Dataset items

** START **

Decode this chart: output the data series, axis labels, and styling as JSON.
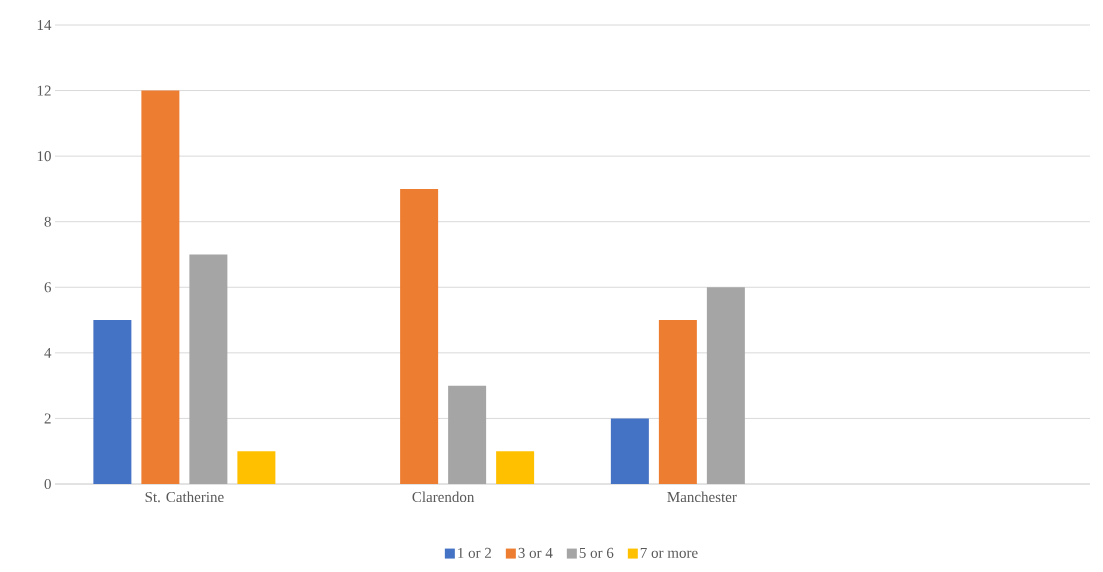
{
  "chart_data": {
    "type": "bar",
    "categories": [
      "St. Catherine",
      "Clarendon",
      "Manchester",
      null
    ],
    "series": [
      {
        "name": "1 or 2",
        "color": "#4472c4",
        "values": [
          5,
          0,
          2,
          null
        ]
      },
      {
        "name": "3 or 4",
        "color": "#ed7d31",
        "values": [
          12,
          9,
          5,
          null
        ]
      },
      {
        "name": "5 or 6",
        "color": "#a5a5a5",
        "values": [
          7,
          3,
          6,
          null
        ]
      },
      {
        "name": "7 or more",
        "color": "#ffc000",
        "values": [
          1,
          1,
          0,
          null
        ]
      }
    ],
    "ylim": [
      0,
      14
    ],
    "yticks": [
      0,
      2,
      4,
      6,
      8,
      10,
      12,
      14
    ],
    "grid": "y",
    "legend": "bottom"
  }
}
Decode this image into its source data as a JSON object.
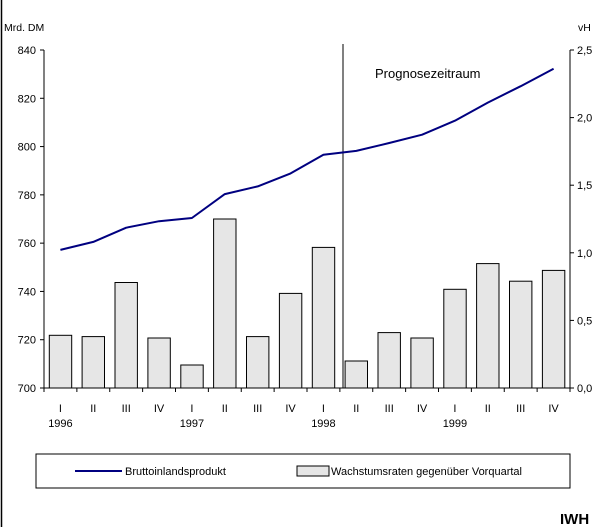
{
  "chart_data": {
    "type": "bar",
    "y_left_label": "Mrd. DM",
    "y_right_label": "vH",
    "annotation": "Prognosezeitraum",
    "quarters": [
      "I",
      "II",
      "III",
      "IV",
      "I",
      "II",
      "III",
      "IV",
      "I",
      "II",
      "III",
      "IV",
      "I",
      "II",
      "III",
      "IV"
    ],
    "years": [
      "1996",
      "1997",
      "1998",
      "1999"
    ],
    "y_left": {
      "min": 700,
      "max": 840,
      "ticks": [
        700,
        720,
        740,
        760,
        780,
        800,
        820,
        840
      ],
      "tick_labels": [
        "700",
        "720",
        "740",
        "760",
        "780",
        "800",
        "820",
        "840"
      ]
    },
    "y_right": {
      "min": 0.0,
      "max": 2.5,
      "ticks": [
        0,
        0.5,
        1,
        1.5,
        2,
        2.5
      ],
      "tick_labels": [
        "0,0",
        "0,5",
        "1,0",
        "1,5",
        "2,0",
        "2,5"
      ]
    },
    "series": [
      {
        "name": "Bruttoinlandsprodukt",
        "type": "line",
        "axis": "left",
        "color": "#000080",
        "values": [
          757.2,
          760.5,
          766.4,
          769.1,
          770.4,
          780.3,
          783.5,
          788.9,
          796.6,
          798.2,
          801.5,
          804.9,
          810.7,
          818.2,
          825.0,
          832.2
        ]
      },
      {
        "name": "Wachstumsraten gegenüber Vorquartal",
        "type": "bar",
        "axis": "right",
        "color": "#e6e6e6",
        "values": [
          0.39,
          0.38,
          0.78,
          0.37,
          0.17,
          1.25,
          0.38,
          0.7,
          1.04,
          0.2,
          0.41,
          0.37,
          0.73,
          0.92,
          0.79,
          0.87
        ]
      }
    ]
  },
  "brand": "IWH"
}
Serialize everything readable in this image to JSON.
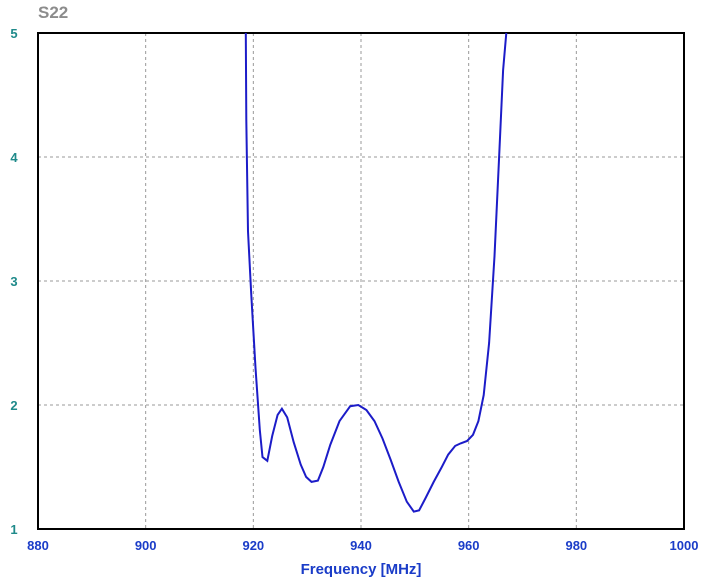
{
  "chart_data": {
    "type": "line",
    "title": "S22",
    "xlabel": "Frequency [MHz]",
    "ylabel": "",
    "xlim": [
      880,
      1000
    ],
    "ylim": [
      1,
      5
    ],
    "x_ticks": [
      "880",
      "900",
      "920",
      "940",
      "960",
      "980",
      "1000"
    ],
    "y_ticks": [
      "1",
      "2",
      "3",
      "4",
      "5"
    ],
    "grid": true,
    "series": [
      {
        "line_color": "#1c1cc8",
        "points": [
          [
            918.6,
            5.0
          ],
          [
            918.7,
            4.3
          ],
          [
            919.0,
            3.4
          ],
          [
            919.6,
            2.9
          ],
          [
            920.4,
            2.3
          ],
          [
            921.2,
            1.8
          ],
          [
            921.7,
            1.58
          ],
          [
            922.6,
            1.55
          ],
          [
            923.5,
            1.75
          ],
          [
            924.5,
            1.92
          ],
          [
            925.3,
            1.97
          ],
          [
            926.3,
            1.9
          ],
          [
            927.5,
            1.7
          ],
          [
            928.8,
            1.52
          ],
          [
            929.8,
            1.42
          ],
          [
            930.8,
            1.38
          ],
          [
            932.0,
            1.39
          ],
          [
            933.0,
            1.5
          ],
          [
            934.3,
            1.68
          ],
          [
            936.0,
            1.87
          ],
          [
            938.0,
            1.99
          ],
          [
            939.5,
            2.0
          ],
          [
            941.0,
            1.96
          ],
          [
            942.5,
            1.87
          ],
          [
            944.0,
            1.73
          ],
          [
            945.5,
            1.56
          ],
          [
            947.0,
            1.38
          ],
          [
            948.5,
            1.22
          ],
          [
            949.8,
            1.14
          ],
          [
            950.8,
            1.15
          ],
          [
            952.0,
            1.25
          ],
          [
            953.5,
            1.38
          ],
          [
            955.0,
            1.5
          ],
          [
            956.2,
            1.6
          ],
          [
            957.5,
            1.67
          ],
          [
            958.5,
            1.69
          ],
          [
            959.7,
            1.71
          ],
          [
            960.8,
            1.76
          ],
          [
            961.8,
            1.87
          ],
          [
            962.8,
            2.08
          ],
          [
            963.8,
            2.5
          ],
          [
            964.8,
            3.2
          ],
          [
            965.7,
            4.05
          ],
          [
            966.4,
            4.7
          ],
          [
            967.0,
            5.0
          ]
        ]
      }
    ]
  },
  "colors": {
    "curve": "#1c1cc8",
    "y_tick_color": "#1f8a8a",
    "x_tick_color": "#1a3cc8",
    "title_color": "#8c8c8c"
  }
}
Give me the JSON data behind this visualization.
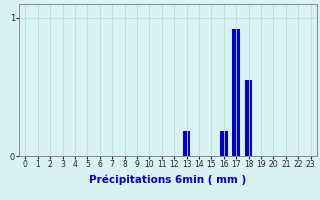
{
  "xlabel": "Précipitations 6min ( mm )",
  "background_color": "#d9f2f2",
  "bar_color": "#0000cc",
  "ylim": [
    0,
    1.1
  ],
  "yticks": [
    0,
    1
  ],
  "xlim": [
    -0.5,
    23.5
  ],
  "xticks": [
    0,
    1,
    2,
    3,
    4,
    5,
    6,
    7,
    8,
    9,
    10,
    11,
    12,
    13,
    14,
    15,
    16,
    17,
    18,
    19,
    20,
    21,
    22,
    23
  ],
  "values": [
    0,
    0,
    0,
    0,
    0,
    0,
    0,
    0,
    0,
    0,
    0,
    0,
    0,
    0.18,
    0,
    0,
    0.18,
    0.92,
    0.55,
    0,
    0,
    0,
    0,
    0
  ],
  "grid_color": "#b8dede",
  "axis_color": "#888888",
  "tick_fontsize": 5.5,
  "xlabel_fontsize": 7.5
}
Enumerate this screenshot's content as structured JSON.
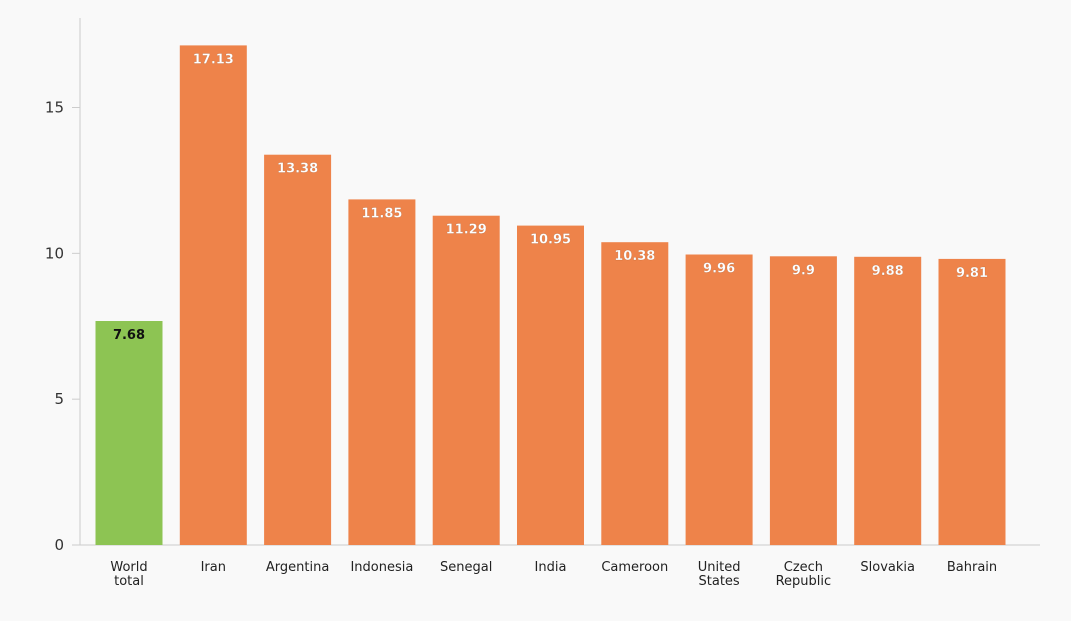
{
  "chart_data": {
    "type": "bar",
    "title": "",
    "xlabel": "",
    "ylabel": "",
    "ylim": [
      0,
      18
    ],
    "yticks": [
      0,
      5,
      10,
      15
    ],
    "grid": false,
    "legend": "none",
    "categories": [
      [
        "World",
        "total"
      ],
      [
        "Iran"
      ],
      [
        "Argentina"
      ],
      [
        "Indonesia"
      ],
      [
        "Senegal"
      ],
      [
        "India"
      ],
      [
        "Cameroon"
      ],
      [
        "United",
        "States"
      ],
      [
        "Czech",
        "Republic"
      ],
      [
        "Slovakia"
      ],
      [
        "Bahrain"
      ]
    ],
    "values": [
      7.68,
      17.13,
      13.38,
      11.85,
      11.29,
      10.95,
      10.38,
      9.96,
      9.9,
      9.88,
      9.81
    ],
    "value_labels": [
      "7.68",
      "17.13",
      "13.38",
      "11.85",
      "11.29",
      "10.95",
      "10.38",
      "9.96",
      "9.9",
      "9.88",
      "9.81"
    ],
    "colors": {
      "highlight": "#8dc453",
      "bar": "#ee834a",
      "highlight_label": "#111111",
      "bar_label": "#ffffff",
      "axis": "#cccccc",
      "background": "#f9f9f9"
    },
    "highlight_index": 0
  }
}
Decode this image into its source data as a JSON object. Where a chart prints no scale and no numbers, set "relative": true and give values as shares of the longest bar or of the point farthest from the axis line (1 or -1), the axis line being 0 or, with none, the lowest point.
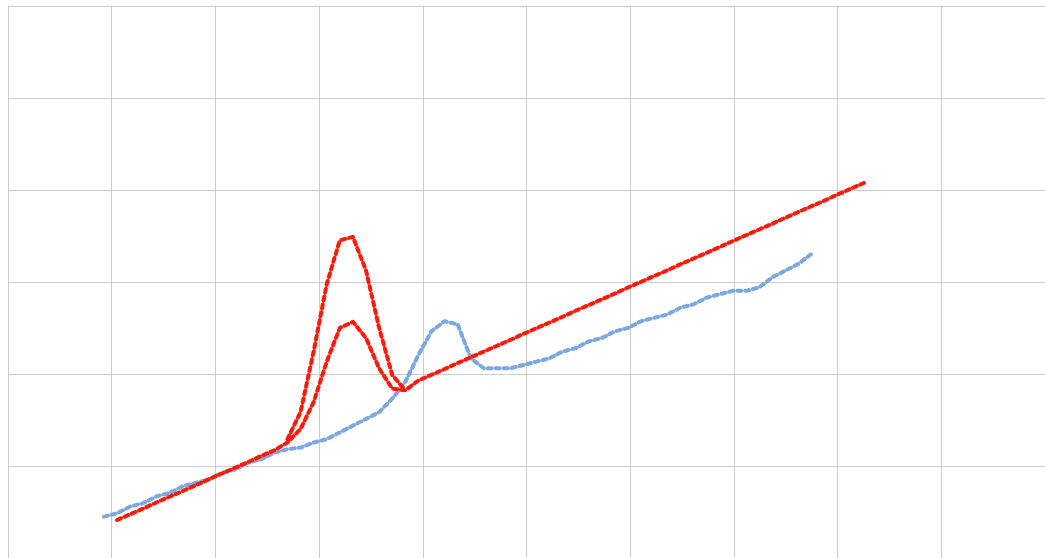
{
  "chart_data": {
    "type": "line",
    "relative": true,
    "grid": true,
    "marker": "none",
    "line_style": "dotted",
    "categories": [
      null,
      null,
      null,
      null,
      null,
      null,
      null,
      null,
      null,
      null,
      null,
      null,
      null,
      null,
      null,
      null,
      null,
      null,
      null,
      null,
      null,
      null,
      null,
      null,
      null,
      null,
      null,
      null,
      null,
      null,
      null,
      null,
      null,
      null,
      null,
      null,
      null,
      null,
      null,
      null,
      null,
      null,
      null,
      null,
      null,
      null,
      null,
      null,
      null,
      null,
      null,
      null,
      null,
      null,
      null,
      null,
      null,
      null,
      null,
      null
    ],
    "series": [
      {
        "color": "#7da7e0",
        "values": [
          0.01,
          0.02,
          0.04,
          0.05,
          0.07,
          0.08,
          0.1,
          0.11,
          0.12,
          0.14,
          0.15,
          0.17,
          0.18,
          0.2,
          0.21,
          0.215,
          0.23,
          0.24,
          0.26,
          0.28,
          0.3,
          0.32,
          0.36,
          0.41,
          0.49,
          0.56,
          0.59,
          0.58,
          0.48,
          0.45,
          0.45,
          0.45,
          0.46,
          0.47,
          0.48,
          0.5,
          0.51,
          0.53,
          0.54,
          0.56,
          0.57,
          0.59,
          0.6,
          0.61,
          0.63,
          0.64,
          0.66,
          0.67,
          0.68,
          0.68,
          0.69,
          0.72,
          0.74,
          0.76,
          0.79,
          null,
          null,
          null,
          null,
          null
        ]
      },
      {
        "color": "#ff1a0a",
        "values": [
          null,
          0,
          0.017,
          0.034,
          0.052,
          0.069,
          0.086,
          0.103,
          0.121,
          0.138,
          0.155,
          0.172,
          0.19,
          0.207,
          0.23,
          0.27,
          0.35,
          0.47,
          0.57,
          0.588,
          0.54,
          0.45,
          0.39,
          0.385,
          0.414,
          0.431,
          0.448,
          0.466,
          0.483,
          0.5,
          0.517,
          0.534,
          0.552,
          0.569,
          0.586,
          0.603,
          0.621,
          0.638,
          0.655,
          0.672,
          0.69,
          0.707,
          0.724,
          0.741,
          0.759,
          0.776,
          0.793,
          0.81,
          0.828,
          0.845,
          0.862,
          0.879,
          0.897,
          0.914,
          0.931,
          0.948,
          0.966,
          0.983,
          1,
          null
        ]
      },
      {
        "color": "#ff1a0a",
        "values": [
          null,
          null,
          null,
          null,
          null,
          null,
          null,
          null,
          null,
          null,
          null,
          null,
          null,
          null,
          0.24,
          0.32,
          0.5,
          0.7,
          0.83,
          0.84,
          0.74,
          0.57,
          0.43,
          0.385,
          null,
          null,
          null,
          null,
          null,
          null,
          null,
          null,
          null,
          null,
          null,
          null,
          null,
          null,
          null,
          null,
          null,
          null,
          null,
          null,
          null,
          null,
          null,
          null,
          null,
          null,
          null,
          null,
          null,
          null,
          null,
          null,
          null,
          null,
          null,
          null
        ]
      }
    ]
  }
}
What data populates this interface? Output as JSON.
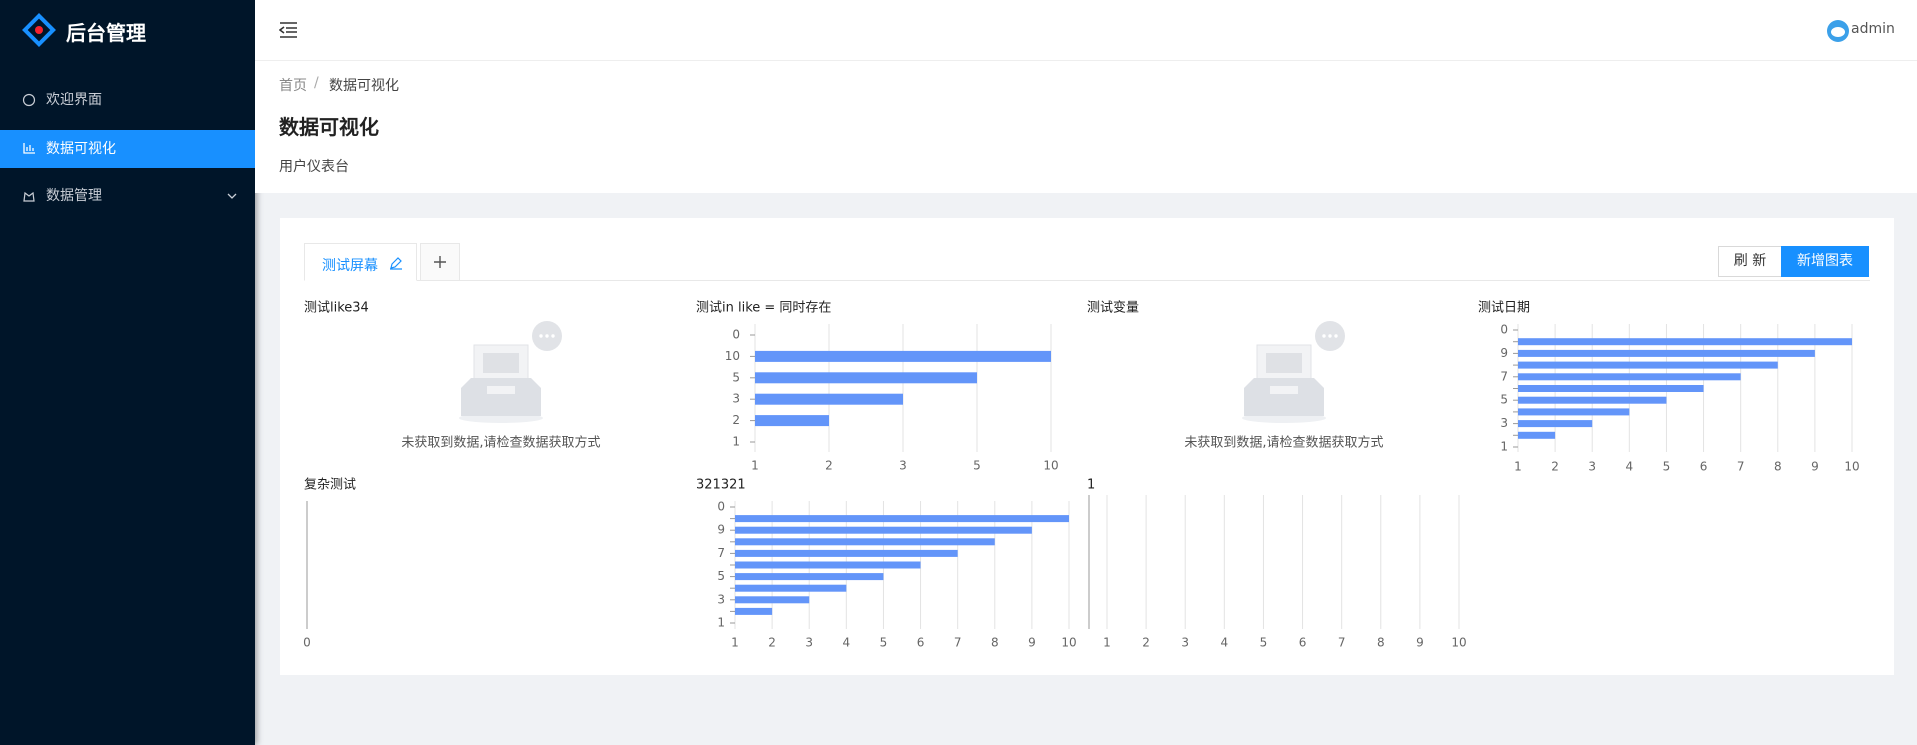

** END **

Task prompt => Filter the listing above by the word "object"; copy each line that passes.

Reply =>
Decode this image into its source data as a JSON object.
Decode this image into its source data as a JSON object. Where a chart prints no scale and no numbers, set "relative": true and give values as shares of the longest bar or of the point farthest from the axis line (1 or -1), the axis line being 0 or, with none, the lowest point.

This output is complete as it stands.